(Collected data)

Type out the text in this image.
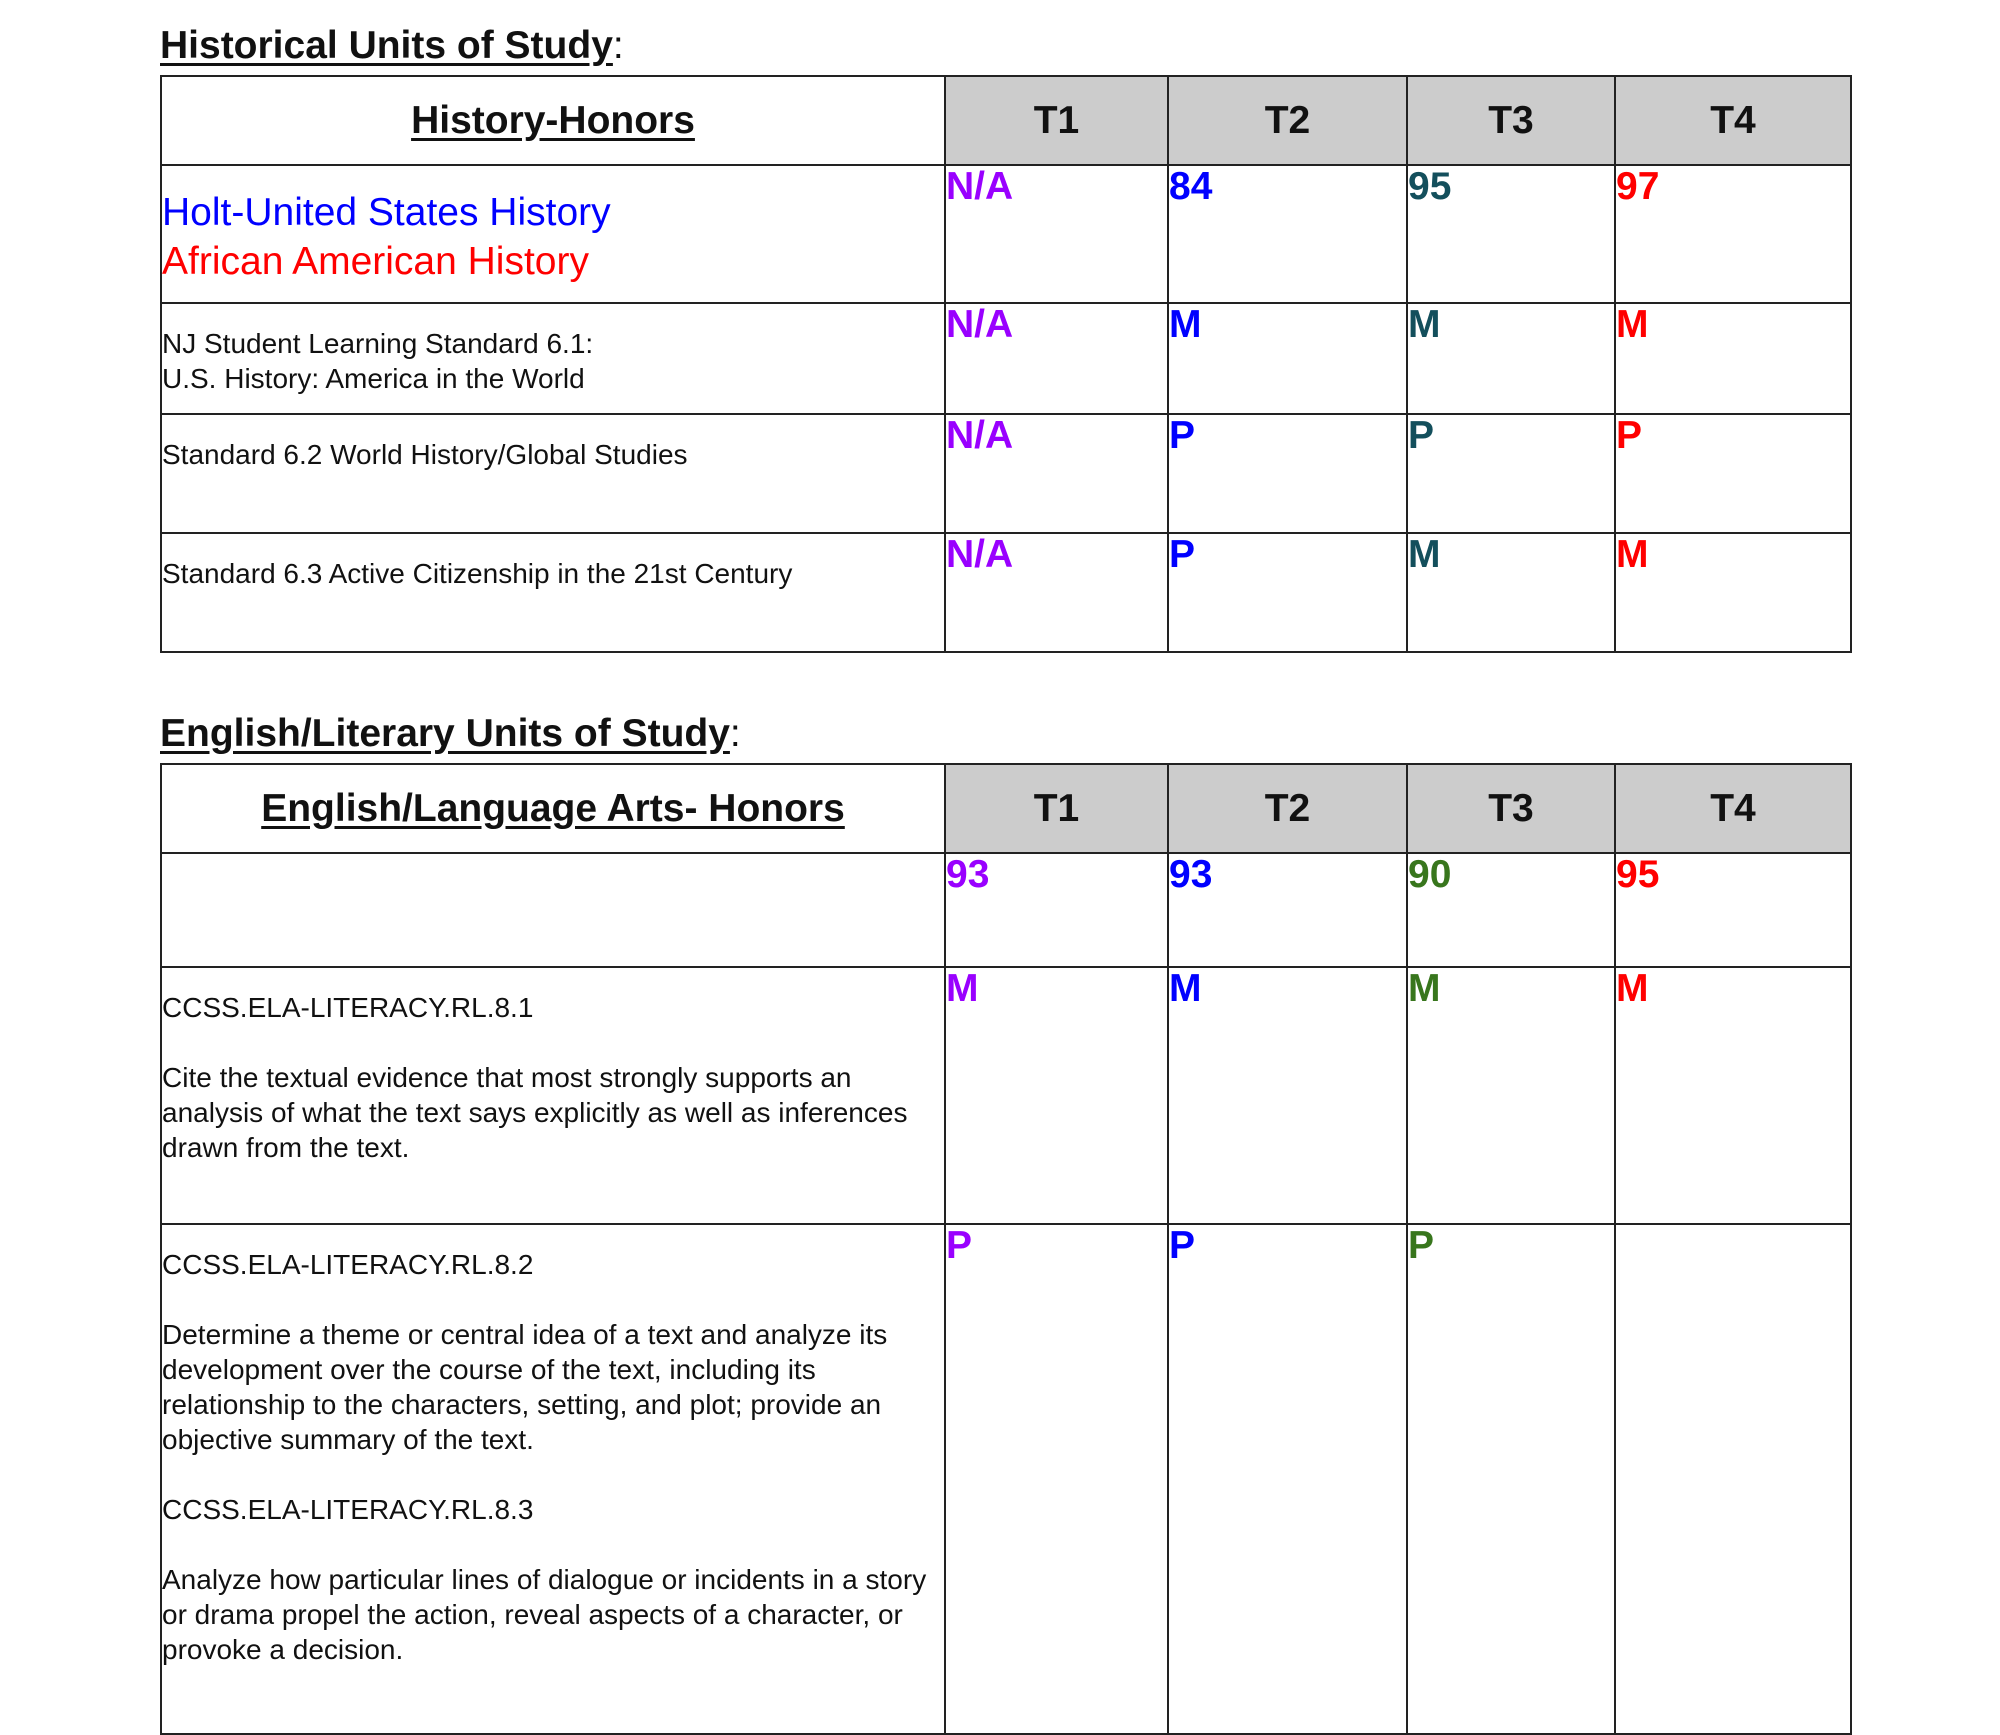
Historical Units of Study:
History-Honors	T1	T2	T3	T4

Holt-United States History
African American History	N/A	84	95	97

NJ Student Learning Standard 6.1:
U.S. History: America in the World	N/A	M	M	M

Standard 6.2 World History/Global Studies	N/A	P	P	P

Standard 6.3 Active Citizenship in the 21st Century	N/A	P	M	M
English/Literary Units of Study:
English/Language Arts- Honors	T1	T2	T3	T4
	93	93	90	95

CCSS.ELA-LITERACY.RL.8.1
Cite the textual evidence that most strongly supports an analysis of what the text says explicitly as well as inferences drawn from the text.	M	M	M	M

CCSS.ELA-LITERACY.RL.8.2
Determine a theme or central idea of a text and analyze its development over the course of the text, including its relationship to the characters, setting, and plot; provide an objective summary of the text.
CCSS.ELA-LITERACY.RL.8.3
Analyze how particular lines of dialogue or incidents in a story or drama propel the action, reveal aspects of a character, or provoke a decision.	P	P	P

• **What to work on**: Transcribe the listing above verbatim. Omit the pictures.

• **Solution to this task**:
Type out the text in this image.
Historical Units of Study:
History-Honors	T1	T2	T3	T4

Holt-United States History
African American History	N/A	84	95	97

NJ Student Learning Standard 6.1:
U.S. History: America in the World	N/A	M	M	M

Standard 6.2 World History/Global Studies	N/A	P	P	P

Standard 6.3 Active Citizenship in the 21st Century	N/A	P	M	M
English/Literary Units of Study:
English/Language Arts- Honors	T1	T2	T3	T4
	93	93	90	95

CCSS.ELA-LITERACY.RL.8.1
Cite the textual evidence that most strongly supports an analysis of what the text says explicitly as well as inferences drawn from the text.	M	M	M	M

CCSS.ELA-LITERACY.RL.8.2
Determine a theme or central idea of a text and analyze its development over the course of the text, including its relationship to the characters, setting, and plot; provide an objective summary of the text.
CCSS.ELA-LITERACY.RL.8.3
Analyze how particular lines of dialogue or incidents in a story or drama propel the action, reveal aspects of a character, or provoke a decision.	P	P	P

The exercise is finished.